— start of SUPPLIED DATA —
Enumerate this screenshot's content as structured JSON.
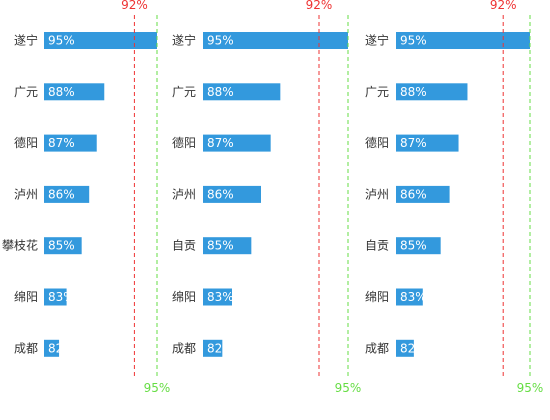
{
  "colors": {
    "bar": "#3399dd",
    "ref_low": "#ee3333",
    "ref_high": "#66dd44",
    "label": "#333333",
    "value_label": "#ffffff"
  },
  "chart_data": [
    {
      "type": "bar",
      "orientation": "horizontal",
      "categories": [
        "遂宁",
        "广元",
        "德阳",
        "泸州",
        "攀枝花",
        "绵阳",
        "成都"
      ],
      "values": [
        95,
        88,
        87,
        86,
        85,
        83,
        82
      ],
      "value_labels": [
        "95%",
        "88%",
        "87%",
        "86%",
        "85%",
        "83%",
        "82"
      ],
      "xlim": [
        80,
        95
      ],
      "reference_lines": [
        {
          "value": 92,
          "label": "92%",
          "color": "#ee3333",
          "style": "dashed",
          "label_position": "top"
        },
        {
          "value": 95,
          "label": "95%",
          "color": "#66dd44",
          "style": "dashed",
          "label_position": "bottom"
        }
      ]
    },
    {
      "type": "bar",
      "orientation": "horizontal",
      "categories": [
        "遂宁",
        "广元",
        "德阳",
        "泸州",
        "自贡",
        "绵阳",
        "成都"
      ],
      "values": [
        95,
        88,
        87,
        86,
        85,
        83,
        82
      ],
      "value_labels": [
        "95%",
        "88%",
        "87%",
        "86%",
        "85%",
        "83%",
        "82"
      ],
      "xlim": [
        80,
        95
      ],
      "reference_lines": [
        {
          "value": 92,
          "label": "92%",
          "color": "#ee3333",
          "style": "dashed",
          "label_position": "top"
        },
        {
          "value": 95,
          "label": "95%",
          "color": "#66dd44",
          "style": "dashed",
          "label_position": "bottom"
        }
      ]
    },
    {
      "type": "bar",
      "orientation": "horizontal",
      "categories": [
        "遂宁",
        "广元",
        "德阳",
        "泸州",
        "自贡",
        "绵阳",
        "成都"
      ],
      "values": [
        95,
        88,
        87,
        86,
        85,
        83,
        82
      ],
      "value_labels": [
        "95%",
        "88%",
        "87%",
        "86%",
        "85%",
        "83%",
        "82"
      ],
      "xlim": [
        80,
        95
      ],
      "reference_lines": [
        {
          "value": 92,
          "label": "92%",
          "color": "#ee3333",
          "style": "dashed",
          "label_position": "top"
        },
        {
          "value": 95,
          "label": "95%",
          "color": "#66dd44",
          "style": "dashed",
          "label_position": "bottom"
        }
      ]
    }
  ]
}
— end of SUPPLIED DATA —
• _TASK STATEMENT_: Reproduce the entries above exactly. Do not include the images.

• _PROBLEM SOLUTION_:
Enumerate this screenshot's content as structured JSON.
{
  "colors": {
    "bar": "#3399dd",
    "ref_low": "#ee3333",
    "ref_high": "#66dd44",
    "label": "#333333",
    "value_label": "#ffffff"
  },
  "chart_data": [
    {
      "type": "bar",
      "orientation": "horizontal",
      "categories": [
        "遂宁",
        "广元",
        "德阳",
        "泸州",
        "攀枝花",
        "绵阳",
        "成都"
      ],
      "values": [
        95,
        88,
        87,
        86,
        85,
        83,
        82
      ],
      "value_labels": [
        "95%",
        "88%",
        "87%",
        "86%",
        "85%",
        "83%",
        "82"
      ],
      "xlim": [
        80,
        95
      ],
      "reference_lines": [
        {
          "value": 92,
          "label": "92%",
          "color": "#ee3333",
          "style": "dashed",
          "label_position": "top"
        },
        {
          "value": 95,
          "label": "95%",
          "color": "#66dd44",
          "style": "dashed",
          "label_position": "bottom"
        }
      ]
    },
    {
      "type": "bar",
      "orientation": "horizontal",
      "categories": [
        "遂宁",
        "广元",
        "德阳",
        "泸州",
        "自贡",
        "绵阳",
        "成都"
      ],
      "values": [
        95,
        88,
        87,
        86,
        85,
        83,
        82
      ],
      "value_labels": [
        "95%",
        "88%",
        "87%",
        "86%",
        "85%",
        "83%",
        "82"
      ],
      "xlim": [
        80,
        95
      ],
      "reference_lines": [
        {
          "value": 92,
          "label": "92%",
          "color": "#ee3333",
          "style": "dashed",
          "label_position": "top"
        },
        {
          "value": 95,
          "label": "95%",
          "color": "#66dd44",
          "style": "dashed",
          "label_position": "bottom"
        }
      ]
    },
    {
      "type": "bar",
      "orientation": "horizontal",
      "categories": [
        "遂宁",
        "广元",
        "德阳",
        "泸州",
        "自贡",
        "绵阳",
        "成都"
      ],
      "values": [
        95,
        88,
        87,
        86,
        85,
        83,
        82
      ],
      "value_labels": [
        "95%",
        "88%",
        "87%",
        "86%",
        "85%",
        "83%",
        "82"
      ],
      "xlim": [
        80,
        95
      ],
      "reference_lines": [
        {
          "value": 92,
          "label": "92%",
          "color": "#ee3333",
          "style": "dashed",
          "label_position": "top"
        },
        {
          "value": 95,
          "label": "95%",
          "color": "#66dd44",
          "style": "dashed",
          "label_position": "bottom"
        }
      ]
    }
  ]
}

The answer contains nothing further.